> Short exercise
All the data must come back unchanged, except that pictures are left out.

(Figure record extracts)
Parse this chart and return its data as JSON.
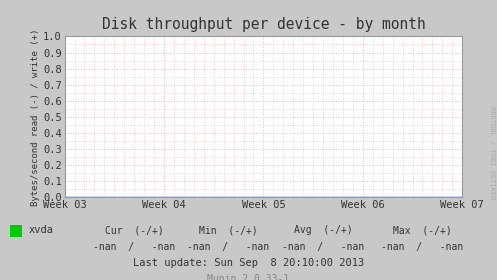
{
  "title": "Disk throughput per device - by month",
  "ylabel": "Bytes/second read (-) / write (+)",
  "ylim": [
    0.0,
    1.0
  ],
  "yticks": [
    0.0,
    0.1,
    0.2,
    0.3,
    0.4,
    0.5,
    0.6,
    0.7,
    0.8,
    0.9,
    1.0
  ],
  "xtick_labels": [
    "Week 03",
    "Week 04",
    "Week 05",
    "Week 06",
    "Week 07"
  ],
  "xtick_positions": [
    0.0,
    0.25,
    0.5,
    0.75,
    1.0
  ],
  "bg_color": "#c8c8c8",
  "plot_bg_color": "#ffffff",
  "grid_color": "#ffb0b0",
  "title_color": "#333333",
  "axis_color": "#333333",
  "legend_entry": "xvda",
  "legend_color": "#00cc00",
  "footer_text": "Last update: Sun Sep  8 20:10:00 2013",
  "munin_text": "Munin 2.0.33-1",
  "cur_label": "Cur  (-/+)",
  "min_label": "Min  (-/+)",
  "avg_label": "Avg  (-/+)",
  "max_label": "Max  (-/+)",
  "cur_value": "-nan  /   -nan",
  "min_value": "-nan  /   -nan",
  "avg_value": "-nan  /   -nan",
  "max_value": "-nan  /   -nan",
  "side_label": "RRDTOOL / TOBI OETIKER",
  "line_color": "#0044cc",
  "border_color": "#999999",
  "tick_color": "#333333"
}
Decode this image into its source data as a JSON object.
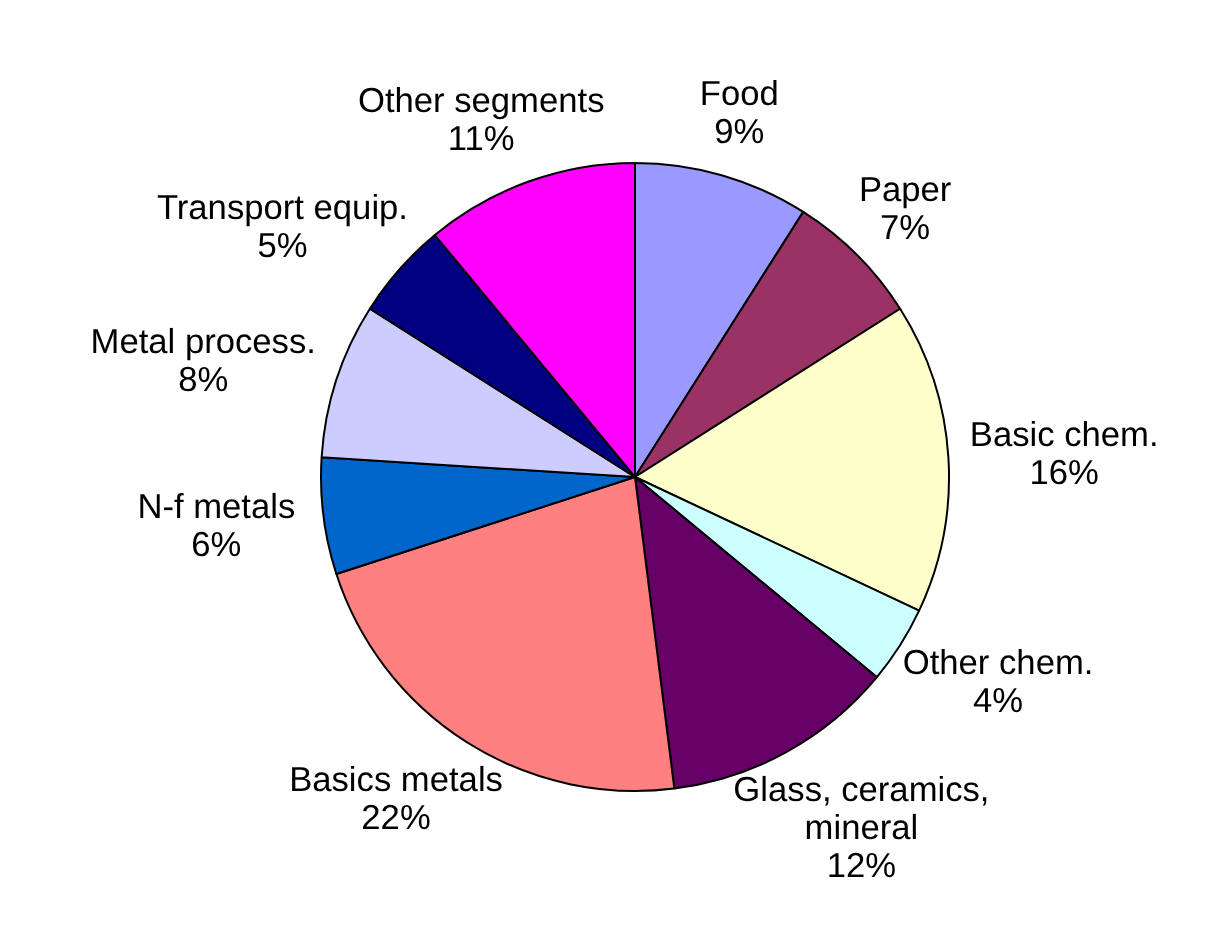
{
  "chart_data": {
    "type": "pie",
    "categories": [
      "Food",
      "Paper",
      "Basic chem.",
      "Other chem.",
      "Glass, ceramics, mineral",
      "Basics metals",
      "N-f metals",
      "Metal process.",
      "Transport equip.",
      "Other segments"
    ],
    "values": [
      9,
      7,
      16,
      4,
      12,
      22,
      6,
      8,
      5,
      11
    ],
    "colors": [
      "#9999ff",
      "#993366",
      "#ffffcc",
      "#ccffff",
      "#660066",
      "#ff8080",
      "#0066cc",
      "#ccccff",
      "#000080",
      "#ff00ff"
    ],
    "value_labels": [
      "9%",
      "7%",
      "16%",
      "4%",
      "12%",
      "22%",
      "6%",
      "8%",
      "5%",
      "11%"
    ],
    "legend": false
  }
}
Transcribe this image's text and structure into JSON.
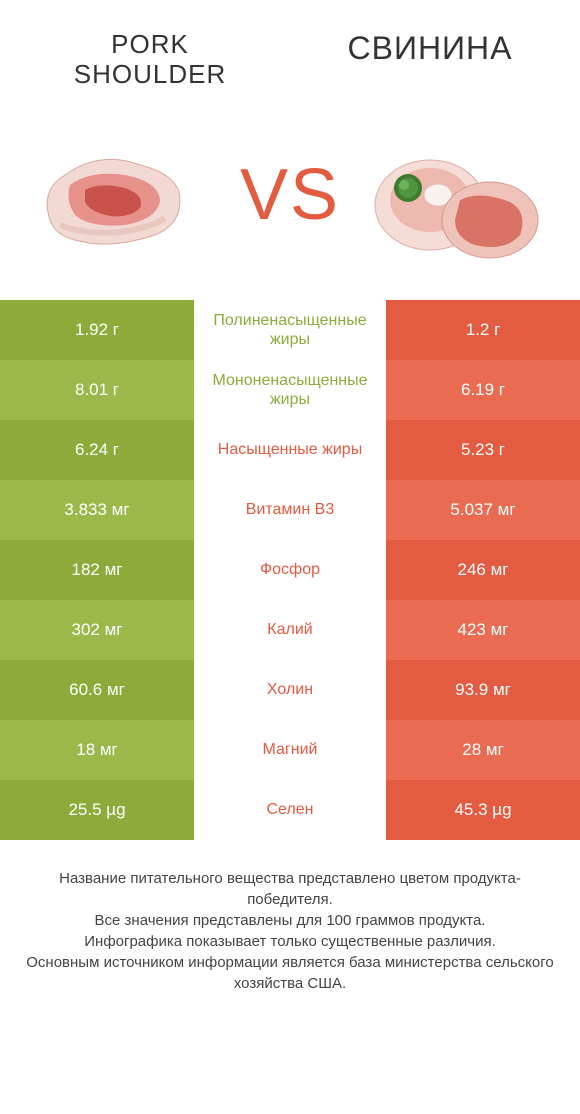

> Correct answer
Parse this chart and return its data as JSON.
{
  "title": "Disk throughput per device - by month",
  "ylabel": "Bytes/second read (-) / write (+)",
  "ylim": [
    0.0,
    1.0
  ],
  "yticks": [
    0.0,
    0.1,
    0.2,
    0.3,
    0.4,
    0.5,
    0.6,
    0.7,
    0.8,
    0.9,
    1.0
  ],
  "xtick_labels": [
    "Week 03",
    "Week 04",
    "Week 05",
    "Week 06",
    "Week 07"
  ],
  "xtick_positions": [
    0.0,
    0.25,
    0.5,
    0.75,
    1.0
  ],
  "bg_color": "#c8c8c8",
  "plot_bg_color": "#ffffff",
  "grid_color": "#ffb0b0",
  "title_color": "#333333",
  "axis_color": "#333333",
  "legend_entry": "xvda",
  "legend_color": "#00cc00",
  "footer_text": "Last update: Sun Sep  8 20:10:00 2013",
  "munin_text": "Munin 2.0.33-1",
  "cur_label": "Cur  (-/+)",
  "min_label": "Min  (-/+)",
  "avg_label": "Avg  (-/+)",
  "max_label": "Max  (-/+)",
  "cur_value": "-nan  /   -nan",
  "min_value": "-nan  /   -nan",
  "avg_value": "-nan  /   -nan",
  "max_value": "-nan  /   -nan",
  "side_label": "RRDTOOL / TOBI OETIKER",
  "line_color": "#0044cc",
  "border_color": "#999999",
  "tick_color": "#333333"
}
Decode this image into its source data as a JSON object.
{
  "chart_data": {
    "type": "pie",
    "categories": [
      "Food",
      "Paper",
      "Basic chem.",
      "Other chem.",
      "Glass, ceramics, mineral",
      "Basics metals",
      "N-f metals",
      "Metal process.",
      "Transport equip.",
      "Other segments"
    ],
    "values": [
      9,
      7,
      16,
      4,
      12,
      22,
      6,
      8,
      5,
      11
    ],
    "colors": [
      "#9999ff",
      "#993366",
      "#ffffcc",
      "#ccffff",
      "#660066",
      "#ff8080",
      "#0066cc",
      "#ccccff",
      "#000080",
      "#ff00ff"
    ],
    "value_labels": [
      "9%",
      "7%",
      "16%",
      "4%",
      "12%",
      "22%",
      "6%",
      "8%",
      "5%",
      "11%"
    ],
    "legend": false
  }
}
Transcribe this image's text and structure into JSON.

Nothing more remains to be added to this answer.